Gather all lines with "DecPO" from the records.

Recorded information:
#####

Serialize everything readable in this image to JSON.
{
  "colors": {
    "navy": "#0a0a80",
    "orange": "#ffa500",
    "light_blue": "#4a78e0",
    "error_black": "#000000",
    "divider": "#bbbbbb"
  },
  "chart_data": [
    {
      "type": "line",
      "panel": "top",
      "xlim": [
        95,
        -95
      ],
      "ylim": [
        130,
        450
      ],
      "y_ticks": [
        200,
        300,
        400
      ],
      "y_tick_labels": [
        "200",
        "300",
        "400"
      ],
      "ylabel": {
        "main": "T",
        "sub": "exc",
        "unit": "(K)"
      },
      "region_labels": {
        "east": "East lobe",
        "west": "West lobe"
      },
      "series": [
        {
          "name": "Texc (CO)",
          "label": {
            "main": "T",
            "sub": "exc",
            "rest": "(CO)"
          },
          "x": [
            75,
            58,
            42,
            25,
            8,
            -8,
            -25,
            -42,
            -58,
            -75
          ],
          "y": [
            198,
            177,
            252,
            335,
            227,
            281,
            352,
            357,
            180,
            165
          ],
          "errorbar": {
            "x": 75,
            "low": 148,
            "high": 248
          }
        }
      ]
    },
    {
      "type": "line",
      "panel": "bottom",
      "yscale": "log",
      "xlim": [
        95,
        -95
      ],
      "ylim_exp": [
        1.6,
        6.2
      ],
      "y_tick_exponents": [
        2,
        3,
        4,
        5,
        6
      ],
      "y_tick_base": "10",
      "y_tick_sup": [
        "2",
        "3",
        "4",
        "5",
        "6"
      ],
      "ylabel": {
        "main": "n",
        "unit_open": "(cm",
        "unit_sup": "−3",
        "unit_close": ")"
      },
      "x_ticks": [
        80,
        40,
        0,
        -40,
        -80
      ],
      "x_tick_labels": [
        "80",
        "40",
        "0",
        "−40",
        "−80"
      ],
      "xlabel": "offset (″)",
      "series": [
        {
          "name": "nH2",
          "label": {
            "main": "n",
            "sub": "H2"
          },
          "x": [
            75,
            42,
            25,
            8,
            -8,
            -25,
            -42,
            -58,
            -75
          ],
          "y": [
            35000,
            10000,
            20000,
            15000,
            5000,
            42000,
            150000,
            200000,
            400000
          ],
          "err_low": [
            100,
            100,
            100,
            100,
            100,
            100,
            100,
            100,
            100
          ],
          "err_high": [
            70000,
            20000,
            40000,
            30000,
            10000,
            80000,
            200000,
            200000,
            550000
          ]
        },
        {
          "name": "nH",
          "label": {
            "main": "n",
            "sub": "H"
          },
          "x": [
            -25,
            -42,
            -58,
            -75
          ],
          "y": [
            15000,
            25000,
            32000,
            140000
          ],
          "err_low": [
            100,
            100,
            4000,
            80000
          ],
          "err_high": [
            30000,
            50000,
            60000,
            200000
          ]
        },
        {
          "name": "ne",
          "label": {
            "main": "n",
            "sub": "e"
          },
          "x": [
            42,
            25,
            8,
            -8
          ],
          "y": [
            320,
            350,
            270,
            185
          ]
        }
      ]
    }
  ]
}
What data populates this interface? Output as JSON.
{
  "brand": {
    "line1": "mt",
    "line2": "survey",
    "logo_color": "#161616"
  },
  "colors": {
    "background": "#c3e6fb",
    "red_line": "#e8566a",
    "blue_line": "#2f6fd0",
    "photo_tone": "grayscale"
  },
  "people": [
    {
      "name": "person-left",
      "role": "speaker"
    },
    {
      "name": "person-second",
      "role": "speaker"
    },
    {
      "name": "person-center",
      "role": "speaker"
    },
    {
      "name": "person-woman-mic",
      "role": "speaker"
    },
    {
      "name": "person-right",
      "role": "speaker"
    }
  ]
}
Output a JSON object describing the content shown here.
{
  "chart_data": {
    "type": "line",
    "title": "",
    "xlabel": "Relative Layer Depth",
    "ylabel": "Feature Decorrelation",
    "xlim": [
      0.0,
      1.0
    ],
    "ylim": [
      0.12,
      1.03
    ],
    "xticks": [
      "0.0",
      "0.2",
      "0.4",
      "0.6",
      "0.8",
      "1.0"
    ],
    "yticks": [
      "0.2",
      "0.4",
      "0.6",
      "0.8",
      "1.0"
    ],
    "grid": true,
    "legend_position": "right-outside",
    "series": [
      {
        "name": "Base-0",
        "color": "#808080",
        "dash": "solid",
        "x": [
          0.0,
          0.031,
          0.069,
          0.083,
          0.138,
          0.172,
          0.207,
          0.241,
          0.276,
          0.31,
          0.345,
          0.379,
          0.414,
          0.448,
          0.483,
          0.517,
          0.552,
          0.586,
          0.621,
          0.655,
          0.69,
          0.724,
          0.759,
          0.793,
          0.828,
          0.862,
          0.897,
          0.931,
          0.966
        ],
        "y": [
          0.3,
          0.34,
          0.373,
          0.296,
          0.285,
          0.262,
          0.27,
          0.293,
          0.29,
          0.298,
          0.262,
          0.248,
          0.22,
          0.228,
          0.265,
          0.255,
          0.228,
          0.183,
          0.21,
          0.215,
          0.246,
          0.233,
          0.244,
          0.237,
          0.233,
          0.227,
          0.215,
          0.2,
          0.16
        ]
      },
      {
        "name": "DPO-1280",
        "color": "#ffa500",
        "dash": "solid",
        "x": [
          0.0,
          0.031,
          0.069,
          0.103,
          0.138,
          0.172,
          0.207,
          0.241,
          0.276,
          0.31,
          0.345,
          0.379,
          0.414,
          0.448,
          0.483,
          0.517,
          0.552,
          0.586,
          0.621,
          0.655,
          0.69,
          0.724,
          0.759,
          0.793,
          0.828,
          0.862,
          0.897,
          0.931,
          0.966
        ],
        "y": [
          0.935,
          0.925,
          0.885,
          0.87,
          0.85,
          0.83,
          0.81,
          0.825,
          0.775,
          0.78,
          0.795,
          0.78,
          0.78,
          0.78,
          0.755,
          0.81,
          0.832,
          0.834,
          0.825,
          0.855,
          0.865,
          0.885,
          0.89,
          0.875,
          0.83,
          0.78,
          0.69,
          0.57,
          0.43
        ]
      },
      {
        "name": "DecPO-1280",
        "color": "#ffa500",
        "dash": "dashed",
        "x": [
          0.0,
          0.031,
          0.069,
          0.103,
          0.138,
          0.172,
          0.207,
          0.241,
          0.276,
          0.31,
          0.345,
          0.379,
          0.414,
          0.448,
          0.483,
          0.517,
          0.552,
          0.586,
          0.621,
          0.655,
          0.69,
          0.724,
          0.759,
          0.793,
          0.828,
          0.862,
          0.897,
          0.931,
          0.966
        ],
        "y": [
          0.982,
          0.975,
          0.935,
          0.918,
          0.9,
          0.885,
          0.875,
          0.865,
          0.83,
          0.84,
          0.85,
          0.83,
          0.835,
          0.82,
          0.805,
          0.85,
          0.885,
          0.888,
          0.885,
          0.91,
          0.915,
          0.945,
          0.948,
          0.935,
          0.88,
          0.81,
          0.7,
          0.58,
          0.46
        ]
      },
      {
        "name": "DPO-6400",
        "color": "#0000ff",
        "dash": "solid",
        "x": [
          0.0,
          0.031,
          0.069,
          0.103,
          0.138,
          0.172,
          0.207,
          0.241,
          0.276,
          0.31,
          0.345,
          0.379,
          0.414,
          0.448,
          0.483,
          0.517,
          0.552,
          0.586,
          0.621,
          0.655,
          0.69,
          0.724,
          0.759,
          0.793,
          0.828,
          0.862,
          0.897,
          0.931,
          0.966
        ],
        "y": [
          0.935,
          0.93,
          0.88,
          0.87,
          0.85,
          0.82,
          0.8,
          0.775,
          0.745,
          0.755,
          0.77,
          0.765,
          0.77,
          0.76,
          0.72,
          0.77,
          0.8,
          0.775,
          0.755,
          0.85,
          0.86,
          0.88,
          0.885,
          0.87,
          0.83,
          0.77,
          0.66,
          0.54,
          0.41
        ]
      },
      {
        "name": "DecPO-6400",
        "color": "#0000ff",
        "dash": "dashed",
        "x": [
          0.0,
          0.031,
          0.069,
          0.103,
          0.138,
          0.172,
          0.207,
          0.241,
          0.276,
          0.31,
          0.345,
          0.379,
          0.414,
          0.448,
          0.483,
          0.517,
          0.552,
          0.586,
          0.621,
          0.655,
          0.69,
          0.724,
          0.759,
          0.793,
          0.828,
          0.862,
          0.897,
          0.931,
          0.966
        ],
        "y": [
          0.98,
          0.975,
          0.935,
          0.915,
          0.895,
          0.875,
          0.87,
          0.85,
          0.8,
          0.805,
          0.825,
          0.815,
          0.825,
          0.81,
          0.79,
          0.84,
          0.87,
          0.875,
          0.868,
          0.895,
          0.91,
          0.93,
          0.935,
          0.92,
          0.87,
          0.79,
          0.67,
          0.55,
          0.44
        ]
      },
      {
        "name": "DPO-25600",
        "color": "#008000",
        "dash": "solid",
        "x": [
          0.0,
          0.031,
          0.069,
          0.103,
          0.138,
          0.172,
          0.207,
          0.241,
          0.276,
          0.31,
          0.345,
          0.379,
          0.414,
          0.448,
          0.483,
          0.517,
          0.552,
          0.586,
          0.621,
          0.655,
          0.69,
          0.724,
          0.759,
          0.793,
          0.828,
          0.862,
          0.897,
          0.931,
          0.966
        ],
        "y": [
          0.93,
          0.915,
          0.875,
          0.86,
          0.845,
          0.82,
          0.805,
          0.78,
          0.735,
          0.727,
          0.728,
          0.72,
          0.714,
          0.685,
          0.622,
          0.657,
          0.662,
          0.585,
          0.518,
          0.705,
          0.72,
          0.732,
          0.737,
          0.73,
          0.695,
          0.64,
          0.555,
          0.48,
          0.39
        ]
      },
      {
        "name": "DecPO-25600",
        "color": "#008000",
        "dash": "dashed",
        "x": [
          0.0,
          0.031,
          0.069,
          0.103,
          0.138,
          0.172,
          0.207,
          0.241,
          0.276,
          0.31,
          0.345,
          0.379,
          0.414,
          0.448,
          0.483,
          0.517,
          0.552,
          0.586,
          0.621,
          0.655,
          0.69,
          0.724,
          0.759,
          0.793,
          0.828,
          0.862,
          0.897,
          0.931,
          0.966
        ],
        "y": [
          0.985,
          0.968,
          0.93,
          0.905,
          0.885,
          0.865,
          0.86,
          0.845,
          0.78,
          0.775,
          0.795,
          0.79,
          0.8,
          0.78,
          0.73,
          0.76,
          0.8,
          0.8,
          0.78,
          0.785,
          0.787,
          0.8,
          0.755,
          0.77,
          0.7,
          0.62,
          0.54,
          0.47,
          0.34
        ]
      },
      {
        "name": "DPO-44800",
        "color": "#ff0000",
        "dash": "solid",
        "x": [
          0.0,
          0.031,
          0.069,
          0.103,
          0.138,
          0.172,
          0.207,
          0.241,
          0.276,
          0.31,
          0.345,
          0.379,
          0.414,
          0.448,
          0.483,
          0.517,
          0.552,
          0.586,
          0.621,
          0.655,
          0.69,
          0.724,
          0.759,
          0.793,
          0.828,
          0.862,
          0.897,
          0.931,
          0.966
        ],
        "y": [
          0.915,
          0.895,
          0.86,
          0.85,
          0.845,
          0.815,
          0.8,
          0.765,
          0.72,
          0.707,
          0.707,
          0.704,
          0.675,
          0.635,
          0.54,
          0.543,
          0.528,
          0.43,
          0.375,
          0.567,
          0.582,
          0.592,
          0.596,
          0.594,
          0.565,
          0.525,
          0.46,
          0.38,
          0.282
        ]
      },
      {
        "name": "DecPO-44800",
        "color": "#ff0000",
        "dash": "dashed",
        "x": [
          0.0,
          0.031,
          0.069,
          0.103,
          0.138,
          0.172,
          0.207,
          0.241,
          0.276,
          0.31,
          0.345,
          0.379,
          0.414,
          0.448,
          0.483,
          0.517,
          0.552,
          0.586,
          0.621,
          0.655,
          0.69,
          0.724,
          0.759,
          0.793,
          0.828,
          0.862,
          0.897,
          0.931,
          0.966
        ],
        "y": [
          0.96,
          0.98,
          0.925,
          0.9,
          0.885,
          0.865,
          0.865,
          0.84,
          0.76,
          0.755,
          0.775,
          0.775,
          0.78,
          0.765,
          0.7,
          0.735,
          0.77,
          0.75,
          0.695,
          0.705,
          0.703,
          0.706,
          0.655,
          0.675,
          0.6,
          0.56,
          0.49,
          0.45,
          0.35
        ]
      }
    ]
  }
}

#####

Output of the task:
        "name": "DecPO-1280",
        "name": "DecPO-6400",
        "name": "DecPO-25600",
        "name": "DecPO-44800",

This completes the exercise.